Provided text »
((

Dr Pedro Ramos Pinto
I joined the Faculty in 2013, after five years at the University of Manchester, where I was Simon Research Fellow in History (2008-2010) and Lecturer in International History (2011-2013). I read history at Cambridge, where I also took my M.Phil (Economic and Social History) and PhD.
In my current work I am interested in understanding how contemporary inequalities are shaped by the past, bringing a more long-term view to explain how and why societies distribute resources, opportunities and capabilities. As part of this, I direct a research network on the topic of Inequality and History, which was started by an AHRC grant. Most recently I worked with Dr. Poornima Paidipaty on the history of the measurement of inequality, supported by a grant from the Philomathia Trust.
Since 2018, I am Visiting Senior Research Fellow at the International Inequalities Institute at the London School of Economics.
I am also interested in the history and political economy of welfare. One aspect of this concerns the creation, evolution and implications of authoritarian welfare regimes in Southern Europe and Latin America. This has evolved from earlier work which explored the interaction between the Portuguese Dictatorship and its citizens to explain the emergence of social movements of the urban poor during the Carnation Revolution (1974-1976), a theme which is explored in my book Lisbon Rising (2013).

))

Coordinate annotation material
((

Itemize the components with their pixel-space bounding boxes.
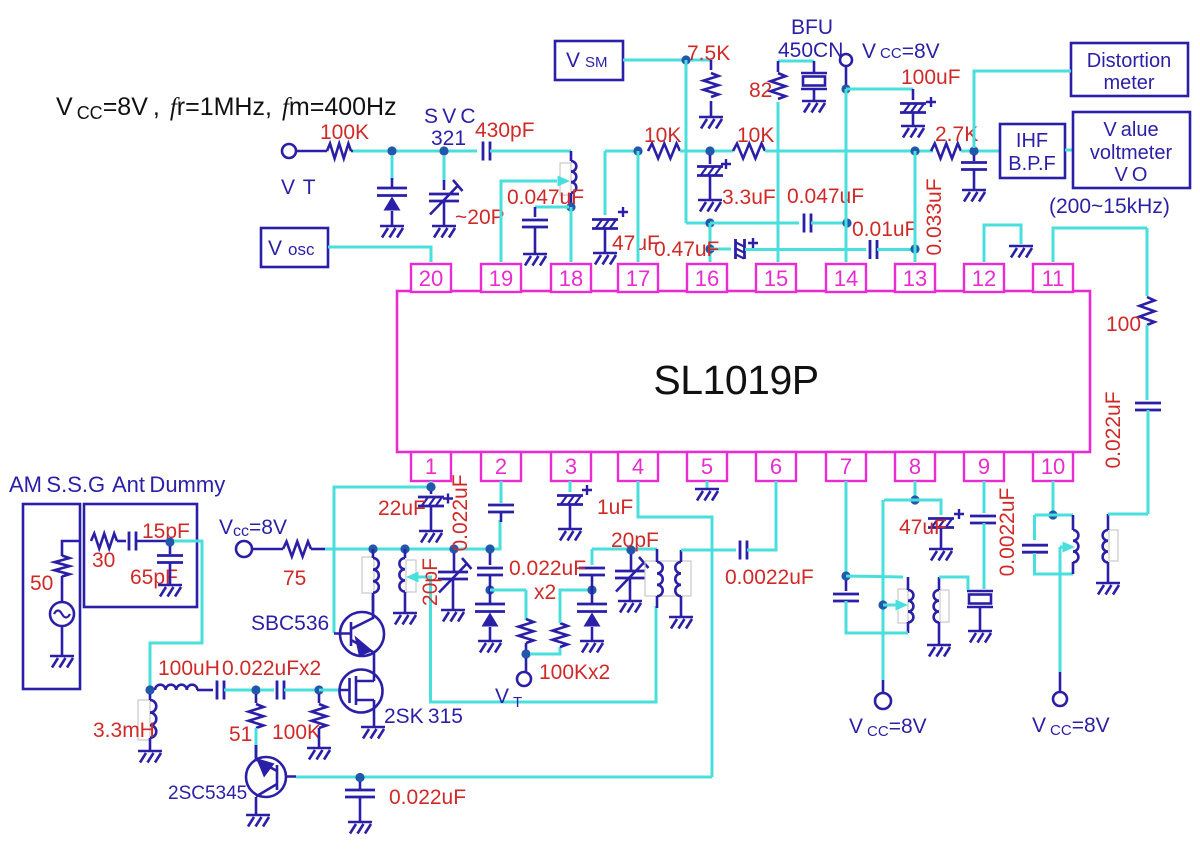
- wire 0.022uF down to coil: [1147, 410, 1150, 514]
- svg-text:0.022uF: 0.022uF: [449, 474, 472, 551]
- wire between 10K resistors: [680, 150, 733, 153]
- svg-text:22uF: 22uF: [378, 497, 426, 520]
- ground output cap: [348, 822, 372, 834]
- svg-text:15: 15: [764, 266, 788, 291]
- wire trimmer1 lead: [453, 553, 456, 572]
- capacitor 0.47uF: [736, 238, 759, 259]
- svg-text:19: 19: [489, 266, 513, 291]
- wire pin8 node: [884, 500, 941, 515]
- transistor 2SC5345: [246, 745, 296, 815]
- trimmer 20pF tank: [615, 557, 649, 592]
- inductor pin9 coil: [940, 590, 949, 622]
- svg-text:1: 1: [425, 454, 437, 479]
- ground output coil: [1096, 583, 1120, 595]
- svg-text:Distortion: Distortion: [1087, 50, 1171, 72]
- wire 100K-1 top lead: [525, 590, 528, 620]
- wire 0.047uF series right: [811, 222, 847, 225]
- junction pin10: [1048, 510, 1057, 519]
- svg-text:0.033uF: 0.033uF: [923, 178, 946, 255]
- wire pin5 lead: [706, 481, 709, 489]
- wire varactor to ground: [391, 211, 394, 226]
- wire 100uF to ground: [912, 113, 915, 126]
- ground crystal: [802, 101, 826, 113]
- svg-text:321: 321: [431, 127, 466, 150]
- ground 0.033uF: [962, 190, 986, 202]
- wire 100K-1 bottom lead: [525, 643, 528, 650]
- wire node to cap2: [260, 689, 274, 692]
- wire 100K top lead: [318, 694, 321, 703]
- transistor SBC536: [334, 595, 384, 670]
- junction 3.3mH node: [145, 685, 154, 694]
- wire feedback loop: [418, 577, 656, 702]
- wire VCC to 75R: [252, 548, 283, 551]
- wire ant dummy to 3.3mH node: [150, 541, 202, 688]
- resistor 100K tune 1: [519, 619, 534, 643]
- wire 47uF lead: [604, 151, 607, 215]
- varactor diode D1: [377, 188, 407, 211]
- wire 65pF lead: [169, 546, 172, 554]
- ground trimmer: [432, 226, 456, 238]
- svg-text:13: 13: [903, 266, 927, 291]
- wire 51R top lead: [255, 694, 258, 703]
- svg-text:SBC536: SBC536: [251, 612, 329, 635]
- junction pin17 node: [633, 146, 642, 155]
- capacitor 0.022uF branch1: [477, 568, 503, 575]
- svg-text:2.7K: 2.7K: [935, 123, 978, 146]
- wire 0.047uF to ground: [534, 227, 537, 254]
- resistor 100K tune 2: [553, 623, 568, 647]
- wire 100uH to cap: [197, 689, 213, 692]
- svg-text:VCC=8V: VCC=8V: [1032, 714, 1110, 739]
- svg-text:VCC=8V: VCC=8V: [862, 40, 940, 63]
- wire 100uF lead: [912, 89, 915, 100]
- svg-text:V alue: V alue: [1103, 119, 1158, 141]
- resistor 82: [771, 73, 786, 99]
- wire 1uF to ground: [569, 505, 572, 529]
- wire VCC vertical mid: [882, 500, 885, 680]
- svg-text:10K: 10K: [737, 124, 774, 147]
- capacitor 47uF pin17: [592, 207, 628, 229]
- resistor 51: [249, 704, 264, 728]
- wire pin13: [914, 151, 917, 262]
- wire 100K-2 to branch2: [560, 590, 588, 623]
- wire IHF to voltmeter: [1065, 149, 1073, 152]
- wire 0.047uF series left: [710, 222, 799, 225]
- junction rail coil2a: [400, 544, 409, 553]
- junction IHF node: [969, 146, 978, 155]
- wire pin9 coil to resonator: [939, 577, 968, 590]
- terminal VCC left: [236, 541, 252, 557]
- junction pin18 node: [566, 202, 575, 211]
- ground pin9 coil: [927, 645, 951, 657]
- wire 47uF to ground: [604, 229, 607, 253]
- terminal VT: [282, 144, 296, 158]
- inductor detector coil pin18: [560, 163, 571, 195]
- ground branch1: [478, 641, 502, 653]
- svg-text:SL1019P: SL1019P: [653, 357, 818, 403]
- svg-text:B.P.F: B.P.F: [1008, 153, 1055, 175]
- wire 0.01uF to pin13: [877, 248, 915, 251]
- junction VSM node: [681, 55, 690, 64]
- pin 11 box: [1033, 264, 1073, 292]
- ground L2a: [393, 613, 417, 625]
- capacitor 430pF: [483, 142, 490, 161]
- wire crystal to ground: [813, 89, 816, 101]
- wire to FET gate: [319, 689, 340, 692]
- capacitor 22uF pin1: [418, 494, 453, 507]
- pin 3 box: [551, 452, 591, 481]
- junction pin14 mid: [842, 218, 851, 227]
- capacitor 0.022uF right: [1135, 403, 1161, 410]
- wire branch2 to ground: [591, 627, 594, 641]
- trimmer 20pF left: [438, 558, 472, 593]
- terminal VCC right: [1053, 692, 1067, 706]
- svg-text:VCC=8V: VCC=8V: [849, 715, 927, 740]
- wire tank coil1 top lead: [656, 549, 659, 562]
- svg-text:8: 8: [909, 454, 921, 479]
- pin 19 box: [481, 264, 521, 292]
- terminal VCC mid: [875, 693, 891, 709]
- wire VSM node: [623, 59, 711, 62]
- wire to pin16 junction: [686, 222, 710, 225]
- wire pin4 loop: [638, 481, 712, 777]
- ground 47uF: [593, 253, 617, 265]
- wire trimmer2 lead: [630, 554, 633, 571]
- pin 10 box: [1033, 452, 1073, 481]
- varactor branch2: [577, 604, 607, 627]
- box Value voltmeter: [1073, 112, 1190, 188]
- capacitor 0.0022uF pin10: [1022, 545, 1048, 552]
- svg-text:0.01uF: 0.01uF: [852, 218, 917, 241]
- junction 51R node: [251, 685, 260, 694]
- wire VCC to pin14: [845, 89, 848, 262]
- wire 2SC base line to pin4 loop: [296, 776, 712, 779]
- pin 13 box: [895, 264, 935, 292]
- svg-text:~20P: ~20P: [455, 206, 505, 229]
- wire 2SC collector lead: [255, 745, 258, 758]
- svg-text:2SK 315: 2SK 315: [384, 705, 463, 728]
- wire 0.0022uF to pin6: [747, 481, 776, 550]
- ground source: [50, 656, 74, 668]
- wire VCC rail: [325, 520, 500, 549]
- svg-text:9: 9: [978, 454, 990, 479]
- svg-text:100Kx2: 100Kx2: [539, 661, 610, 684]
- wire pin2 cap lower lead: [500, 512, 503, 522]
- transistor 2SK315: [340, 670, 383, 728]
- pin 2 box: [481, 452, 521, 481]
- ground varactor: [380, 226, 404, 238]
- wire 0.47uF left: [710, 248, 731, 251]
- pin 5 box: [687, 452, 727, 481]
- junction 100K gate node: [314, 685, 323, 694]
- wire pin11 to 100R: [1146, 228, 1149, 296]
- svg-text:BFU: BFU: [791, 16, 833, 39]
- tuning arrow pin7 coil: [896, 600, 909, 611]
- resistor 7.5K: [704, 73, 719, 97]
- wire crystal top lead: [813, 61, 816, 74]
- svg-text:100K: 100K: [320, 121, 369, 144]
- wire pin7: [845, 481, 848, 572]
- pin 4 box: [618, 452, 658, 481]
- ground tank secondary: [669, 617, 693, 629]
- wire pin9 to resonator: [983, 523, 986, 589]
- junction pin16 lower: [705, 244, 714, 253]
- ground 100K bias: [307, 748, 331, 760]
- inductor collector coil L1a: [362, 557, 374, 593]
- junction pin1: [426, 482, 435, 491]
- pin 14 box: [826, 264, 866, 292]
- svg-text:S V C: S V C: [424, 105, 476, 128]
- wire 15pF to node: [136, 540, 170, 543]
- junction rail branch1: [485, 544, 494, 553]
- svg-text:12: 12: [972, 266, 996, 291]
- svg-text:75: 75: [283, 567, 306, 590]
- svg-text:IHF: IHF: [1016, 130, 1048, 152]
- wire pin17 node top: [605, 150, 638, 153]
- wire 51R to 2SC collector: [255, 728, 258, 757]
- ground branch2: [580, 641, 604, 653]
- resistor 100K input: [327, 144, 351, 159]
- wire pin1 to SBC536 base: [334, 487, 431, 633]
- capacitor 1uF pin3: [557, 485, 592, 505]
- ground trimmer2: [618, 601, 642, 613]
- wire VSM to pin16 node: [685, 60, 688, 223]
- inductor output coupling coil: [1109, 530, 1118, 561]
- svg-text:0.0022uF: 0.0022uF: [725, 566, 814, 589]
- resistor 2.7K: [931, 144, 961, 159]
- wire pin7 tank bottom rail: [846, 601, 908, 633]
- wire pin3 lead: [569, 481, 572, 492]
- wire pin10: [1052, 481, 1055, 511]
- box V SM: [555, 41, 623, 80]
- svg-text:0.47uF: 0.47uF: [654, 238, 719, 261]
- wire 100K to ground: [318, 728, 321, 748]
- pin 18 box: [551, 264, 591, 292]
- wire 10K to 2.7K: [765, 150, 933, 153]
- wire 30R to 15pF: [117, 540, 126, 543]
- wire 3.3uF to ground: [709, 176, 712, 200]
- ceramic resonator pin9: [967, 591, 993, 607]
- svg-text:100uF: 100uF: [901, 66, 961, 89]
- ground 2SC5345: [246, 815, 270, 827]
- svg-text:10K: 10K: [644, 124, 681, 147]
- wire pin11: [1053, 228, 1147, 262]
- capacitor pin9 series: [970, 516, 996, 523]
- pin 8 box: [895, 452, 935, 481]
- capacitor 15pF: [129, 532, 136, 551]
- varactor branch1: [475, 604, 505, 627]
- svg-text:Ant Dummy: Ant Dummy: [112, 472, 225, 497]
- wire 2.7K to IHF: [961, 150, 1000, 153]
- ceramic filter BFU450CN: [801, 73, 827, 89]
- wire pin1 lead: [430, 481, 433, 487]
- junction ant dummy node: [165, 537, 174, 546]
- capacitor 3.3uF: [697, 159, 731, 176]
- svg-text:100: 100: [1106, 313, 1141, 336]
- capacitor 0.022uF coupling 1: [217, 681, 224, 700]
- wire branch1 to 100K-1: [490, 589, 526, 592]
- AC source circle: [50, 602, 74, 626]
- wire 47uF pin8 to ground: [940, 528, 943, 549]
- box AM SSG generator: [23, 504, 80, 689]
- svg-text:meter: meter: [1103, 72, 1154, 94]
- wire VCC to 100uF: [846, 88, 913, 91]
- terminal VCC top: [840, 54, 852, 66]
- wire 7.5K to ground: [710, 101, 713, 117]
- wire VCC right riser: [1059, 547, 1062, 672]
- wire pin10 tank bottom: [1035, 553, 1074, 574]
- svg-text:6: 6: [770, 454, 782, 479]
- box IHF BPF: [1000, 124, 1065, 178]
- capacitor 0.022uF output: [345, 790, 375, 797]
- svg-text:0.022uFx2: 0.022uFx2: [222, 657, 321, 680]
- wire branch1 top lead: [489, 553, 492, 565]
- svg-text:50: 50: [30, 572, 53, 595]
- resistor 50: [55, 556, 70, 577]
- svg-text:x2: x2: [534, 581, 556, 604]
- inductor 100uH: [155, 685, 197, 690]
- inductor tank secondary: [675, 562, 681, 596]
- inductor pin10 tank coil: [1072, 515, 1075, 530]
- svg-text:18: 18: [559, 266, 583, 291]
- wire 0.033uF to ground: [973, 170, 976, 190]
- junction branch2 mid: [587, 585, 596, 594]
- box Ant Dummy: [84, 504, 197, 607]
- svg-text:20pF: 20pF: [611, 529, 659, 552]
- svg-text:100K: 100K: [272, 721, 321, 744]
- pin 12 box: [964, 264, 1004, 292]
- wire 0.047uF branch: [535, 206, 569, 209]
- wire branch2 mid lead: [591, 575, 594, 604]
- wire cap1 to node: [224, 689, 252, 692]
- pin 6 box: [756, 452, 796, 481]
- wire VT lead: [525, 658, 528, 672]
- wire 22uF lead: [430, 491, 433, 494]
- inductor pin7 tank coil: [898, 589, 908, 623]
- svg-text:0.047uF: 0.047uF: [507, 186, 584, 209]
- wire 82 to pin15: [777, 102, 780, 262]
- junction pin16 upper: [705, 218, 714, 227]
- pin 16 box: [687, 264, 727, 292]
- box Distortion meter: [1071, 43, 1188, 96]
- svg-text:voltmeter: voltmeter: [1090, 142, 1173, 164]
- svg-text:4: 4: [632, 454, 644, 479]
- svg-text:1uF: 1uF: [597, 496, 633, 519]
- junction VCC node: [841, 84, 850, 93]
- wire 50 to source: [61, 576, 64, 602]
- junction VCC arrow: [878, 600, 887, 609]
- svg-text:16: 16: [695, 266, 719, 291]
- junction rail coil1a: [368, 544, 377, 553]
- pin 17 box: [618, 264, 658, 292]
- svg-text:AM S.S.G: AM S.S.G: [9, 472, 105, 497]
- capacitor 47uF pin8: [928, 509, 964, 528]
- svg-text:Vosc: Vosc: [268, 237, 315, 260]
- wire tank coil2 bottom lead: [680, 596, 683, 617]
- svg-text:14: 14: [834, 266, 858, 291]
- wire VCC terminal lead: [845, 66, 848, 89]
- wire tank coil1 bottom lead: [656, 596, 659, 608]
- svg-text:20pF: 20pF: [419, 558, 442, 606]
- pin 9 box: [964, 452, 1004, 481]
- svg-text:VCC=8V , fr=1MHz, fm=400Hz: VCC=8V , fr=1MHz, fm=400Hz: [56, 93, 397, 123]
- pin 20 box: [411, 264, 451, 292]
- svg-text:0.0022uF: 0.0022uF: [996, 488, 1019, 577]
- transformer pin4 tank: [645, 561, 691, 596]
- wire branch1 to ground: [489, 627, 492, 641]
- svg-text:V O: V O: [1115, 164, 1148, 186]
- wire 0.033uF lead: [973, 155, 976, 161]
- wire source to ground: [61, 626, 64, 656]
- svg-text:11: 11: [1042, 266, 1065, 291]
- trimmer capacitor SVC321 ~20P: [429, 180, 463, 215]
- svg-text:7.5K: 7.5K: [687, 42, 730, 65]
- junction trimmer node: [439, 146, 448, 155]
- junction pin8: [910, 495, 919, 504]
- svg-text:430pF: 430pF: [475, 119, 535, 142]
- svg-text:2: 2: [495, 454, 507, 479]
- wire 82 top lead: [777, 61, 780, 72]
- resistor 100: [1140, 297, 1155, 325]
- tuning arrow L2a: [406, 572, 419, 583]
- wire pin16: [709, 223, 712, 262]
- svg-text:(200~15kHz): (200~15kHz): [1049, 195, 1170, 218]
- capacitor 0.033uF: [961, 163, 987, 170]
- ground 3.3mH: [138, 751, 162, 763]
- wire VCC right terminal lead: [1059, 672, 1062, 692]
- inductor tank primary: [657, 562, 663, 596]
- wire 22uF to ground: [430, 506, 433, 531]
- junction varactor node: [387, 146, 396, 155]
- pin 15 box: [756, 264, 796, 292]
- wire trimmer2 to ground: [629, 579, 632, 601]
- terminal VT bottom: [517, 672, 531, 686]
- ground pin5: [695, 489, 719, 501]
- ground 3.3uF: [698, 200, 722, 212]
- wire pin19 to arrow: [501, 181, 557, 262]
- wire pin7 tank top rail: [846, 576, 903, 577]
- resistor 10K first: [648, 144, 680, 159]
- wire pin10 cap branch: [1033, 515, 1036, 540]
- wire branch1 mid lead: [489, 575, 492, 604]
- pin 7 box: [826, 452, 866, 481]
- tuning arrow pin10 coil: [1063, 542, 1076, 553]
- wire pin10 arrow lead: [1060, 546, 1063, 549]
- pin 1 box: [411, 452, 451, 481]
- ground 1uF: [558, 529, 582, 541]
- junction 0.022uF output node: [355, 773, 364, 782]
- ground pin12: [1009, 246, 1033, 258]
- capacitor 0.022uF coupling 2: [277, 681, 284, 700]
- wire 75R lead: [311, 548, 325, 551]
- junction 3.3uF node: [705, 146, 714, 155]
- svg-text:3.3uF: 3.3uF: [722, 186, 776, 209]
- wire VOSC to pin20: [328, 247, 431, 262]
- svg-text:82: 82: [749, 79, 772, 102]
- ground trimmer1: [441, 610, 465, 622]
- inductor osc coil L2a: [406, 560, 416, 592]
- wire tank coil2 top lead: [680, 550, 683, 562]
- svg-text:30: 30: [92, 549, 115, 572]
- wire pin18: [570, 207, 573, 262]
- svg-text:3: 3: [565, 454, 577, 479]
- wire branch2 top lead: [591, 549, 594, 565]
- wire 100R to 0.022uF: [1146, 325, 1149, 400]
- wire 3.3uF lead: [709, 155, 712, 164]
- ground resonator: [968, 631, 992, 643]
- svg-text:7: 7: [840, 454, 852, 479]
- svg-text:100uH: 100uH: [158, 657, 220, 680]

))

Exercise tasks »
#1 Duplicate the passage of the faculty profile from "In my current" to "School of Economics.".
#2 Go on with the faculty profile of Dr Pedro Ramos Pinto from the point where it stops.
The material has no connection to the faculty profile.

Answers provided »
#1
In my current work I am interested in understanding how contemporary inequalities are shaped by the past, bringing a more long-term view to explain how and why societies distribute resources, opportunities and capabilities. As part of this, I direct a research network on the topic of Inequality and History, which was started by an AHRC grant. Most recently I worked with Dr. Poornima Paidipaty on the history of the measurement of inequality, supported by a grant from the Philomathia Trust.
Since 2018, I am Visiting Senior Research Fellow at the International Inequalities Institute at the London School of Economics.

#2
In addition, I continue to have an interest on the study of social movements and protest, both in historical and in contemporary perspective and, together with colleagues at the New University of Lisbon and the University of Coimbra, convene an international on-line seminar on Global Histories of the Portuguese Revolution, 1974-1975.
I supervise research students at M.Phil and PhD levels across a number of topics - I particularly welcome applicants interested in exploring aspects of contemporary social and economic history in Europe and beyond, including on topics of social movements, inequality, authoritarianism and social citizenship.
Paper 18 'European History Since 1890'
Economics for Historians
M.Phil in Economic and Social History
Central Concepts in Economic and Social History
Inequality: A Global History (Option Paper)
António Rolo Duarte, Nation, space, and the Portuguese intelligentsia, 1960-1990
Paco Ruzzante, The Beveridge Report and the Southern European Welfare Model, 1942-1986
Giulio Zorini, Religion of war and Nazification of fascism during the Repubblica Sociale Italiana (1943 - 1945), co-supervised with Prof. Robert Gordon
Roseanna Webster, Urban Change, Sexual Politics and Women’s Activism in Spain, 1958-1982, co-supervised with Dr. Lucy Delap (PhD Awarded 2021)
Tiago Carvalho Dynamics of Citizenship and Protest in Times of Austerity: Portugal and Spain in Comparative Perspective (2008-2014), Co-supervised with Dr. T.J. Miley, Dep. of Sociology, Cambridge. (PhD Awarded 2019)
Niccolò Serri, From Conflict to Welfare: Wage Integration Schemes and the Italian Labour Movement 1968-1987. (Phd Awarded 2019)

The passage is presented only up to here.